- [Request]: Write out all of the data exactly as it appears.
>> BEGIN
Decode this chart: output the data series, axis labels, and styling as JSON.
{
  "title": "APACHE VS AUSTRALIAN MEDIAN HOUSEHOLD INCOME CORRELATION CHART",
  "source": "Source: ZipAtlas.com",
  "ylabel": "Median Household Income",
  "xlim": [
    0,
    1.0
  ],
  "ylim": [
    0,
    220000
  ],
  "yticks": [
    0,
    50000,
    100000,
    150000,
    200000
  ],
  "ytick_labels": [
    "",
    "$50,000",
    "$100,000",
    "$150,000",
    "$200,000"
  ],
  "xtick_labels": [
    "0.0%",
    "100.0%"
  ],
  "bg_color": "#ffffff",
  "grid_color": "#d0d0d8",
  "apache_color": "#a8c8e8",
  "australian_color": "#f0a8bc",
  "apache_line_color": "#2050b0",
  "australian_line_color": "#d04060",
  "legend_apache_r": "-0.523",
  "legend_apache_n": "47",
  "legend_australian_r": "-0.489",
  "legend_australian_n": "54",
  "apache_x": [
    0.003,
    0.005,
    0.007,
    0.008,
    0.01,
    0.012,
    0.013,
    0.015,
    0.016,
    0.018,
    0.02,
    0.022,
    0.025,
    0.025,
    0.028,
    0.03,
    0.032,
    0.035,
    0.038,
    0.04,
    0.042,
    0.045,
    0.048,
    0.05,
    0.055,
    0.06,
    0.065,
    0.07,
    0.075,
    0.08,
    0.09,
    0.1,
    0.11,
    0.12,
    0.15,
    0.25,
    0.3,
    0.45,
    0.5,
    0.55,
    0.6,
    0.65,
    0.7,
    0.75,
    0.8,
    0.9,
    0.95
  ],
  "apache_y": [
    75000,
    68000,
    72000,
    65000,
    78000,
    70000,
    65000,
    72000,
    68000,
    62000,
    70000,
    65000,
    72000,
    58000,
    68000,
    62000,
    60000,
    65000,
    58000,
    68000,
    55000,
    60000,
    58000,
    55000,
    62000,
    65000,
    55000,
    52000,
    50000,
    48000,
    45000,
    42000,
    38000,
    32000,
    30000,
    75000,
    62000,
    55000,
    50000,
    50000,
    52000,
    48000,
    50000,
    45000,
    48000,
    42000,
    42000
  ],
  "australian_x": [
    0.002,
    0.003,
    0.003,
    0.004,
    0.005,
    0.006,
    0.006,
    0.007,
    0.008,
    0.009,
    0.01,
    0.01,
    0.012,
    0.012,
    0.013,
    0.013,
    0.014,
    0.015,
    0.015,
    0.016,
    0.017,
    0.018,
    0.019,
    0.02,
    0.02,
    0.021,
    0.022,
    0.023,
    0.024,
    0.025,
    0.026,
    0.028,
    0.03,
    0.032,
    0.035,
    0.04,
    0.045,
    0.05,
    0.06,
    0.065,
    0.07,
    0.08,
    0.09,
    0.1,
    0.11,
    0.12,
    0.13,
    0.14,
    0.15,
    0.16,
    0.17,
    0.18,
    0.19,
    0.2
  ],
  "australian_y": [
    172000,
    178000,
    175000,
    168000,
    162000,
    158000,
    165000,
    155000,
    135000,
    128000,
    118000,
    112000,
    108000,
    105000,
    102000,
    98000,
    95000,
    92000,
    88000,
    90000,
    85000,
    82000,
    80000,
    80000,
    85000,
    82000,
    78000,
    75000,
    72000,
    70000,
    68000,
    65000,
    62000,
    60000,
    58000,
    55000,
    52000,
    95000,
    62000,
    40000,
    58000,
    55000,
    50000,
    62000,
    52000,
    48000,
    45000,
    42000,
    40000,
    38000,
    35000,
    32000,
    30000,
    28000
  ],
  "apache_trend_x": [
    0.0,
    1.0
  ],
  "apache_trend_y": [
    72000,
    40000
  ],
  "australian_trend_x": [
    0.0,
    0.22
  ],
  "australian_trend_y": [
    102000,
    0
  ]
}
>> END
- [Response to the exercise]:
Decode this chart: output the data series, axis labels, and styling as JSON.
{
  "title": "APACHE VS AUSTRALIAN MEDIAN HOUSEHOLD INCOME CORRELATION CHART",
  "source": "Source: ZipAtlas.com",
  "ylabel": "Median Household Income",
  "xlim": [
    0,
    1.0
  ],
  "ylim": [
    0,
    220000
  ],
  "yticks": [
    0,
    50000,
    100000,
    150000,
    200000
  ],
  "ytick_labels": [
    "",
    "$50,000",
    "$100,000",
    "$150,000",
    "$200,000"
  ],
  "xtick_labels": [
    "0.0%",
    "100.0%"
  ],
  "bg_color": "#ffffff",
  "grid_color": "#d0d0d8",
  "apache_color": "#a8c8e8",
  "australian_color": "#f0a8bc",
  "apache_line_color": "#2050b0",
  "australian_line_color": "#d04060",
  "legend_apache_r": "-0.523",
  "legend_apache_n": "47",
  "legend_australian_r": "-0.489",
  "legend_australian_n": "54",
  "apache_x": [
    0.003,
    0.005,
    0.007,
    0.008,
    0.01,
    0.012,
    0.013,
    0.015,
    0.016,
    0.018,
    0.02,
    0.022,
    0.025,
    0.025,
    0.028,
    0.03,
    0.032,
    0.035,
    0.038,
    0.04,
    0.042,
    0.045,
    0.048,
    0.05,
    0.055,
    0.06,
    0.065,
    0.07,
    0.075,
    0.08,
    0.09,
    0.1,
    0.11,
    0.12,
    0.15,
    0.25,
    0.3,
    0.45,
    0.5,
    0.55,
    0.6,
    0.65,
    0.7,
    0.75,
    0.8,
    0.9,
    0.95
  ],
  "apache_y": [
    75000,
    68000,
    72000,
    65000,
    78000,
    70000,
    65000,
    72000,
    68000,
    62000,
    70000,
    65000,
    72000,
    58000,
    68000,
    62000,
    60000,
    65000,
    58000,
    68000,
    55000,
    60000,
    58000,
    55000,
    62000,
    65000,
    55000,
    52000,
    50000,
    48000,
    45000,
    42000,
    38000,
    32000,
    30000,
    75000,
    62000,
    55000,
    50000,
    50000,
    52000,
    48000,
    50000,
    45000,
    48000,
    42000,
    42000
  ],
  "australian_x": [
    0.002,
    0.003,
    0.003,
    0.004,
    0.005,
    0.006,
    0.006,
    0.007,
    0.008,
    0.009,
    0.01,
    0.01,
    0.012,
    0.012,
    0.013,
    0.013,
    0.014,
    0.015,
    0.015,
    0.016,
    0.017,
    0.018,
    0.019,
    0.02,
    0.02,
    0.021,
    0.022,
    0.023,
    0.024,
    0.025,
    0.026,
    0.028,
    0.03,
    0.032,
    0.035,
    0.04,
    0.045,
    0.05,
    0.06,
    0.065,
    0.07,
    0.08,
    0.09,
    0.1,
    0.11,
    0.12,
    0.13,
    0.14,
    0.15,
    0.16,
    0.17,
    0.18,
    0.19,
    0.2
  ],
  "australian_y": [
    172000,
    178000,
    175000,
    168000,
    162000,
    158000,
    165000,
    155000,
    135000,
    128000,
    118000,
    112000,
    108000,
    105000,
    102000,
    98000,
    95000,
    92000,
    88000,
    90000,
    85000,
    82000,
    80000,
    80000,
    85000,
    82000,
    78000,
    75000,
    72000,
    70000,
    68000,
    65000,
    62000,
    60000,
    58000,
    55000,
    52000,
    95000,
    62000,
    40000,
    58000,
    55000,
    50000,
    62000,
    52000,
    48000,
    45000,
    42000,
    40000,
    38000,
    35000,
    32000,
    30000,
    28000
  ],
  "apache_trend_x": [
    0.0,
    1.0
  ],
  "apache_trend_y": [
    72000,
    40000
  ],
  "australian_trend_x": [
    0.0,
    0.22
  ],
  "australian_trend_y": [
    102000,
    0
  ]
}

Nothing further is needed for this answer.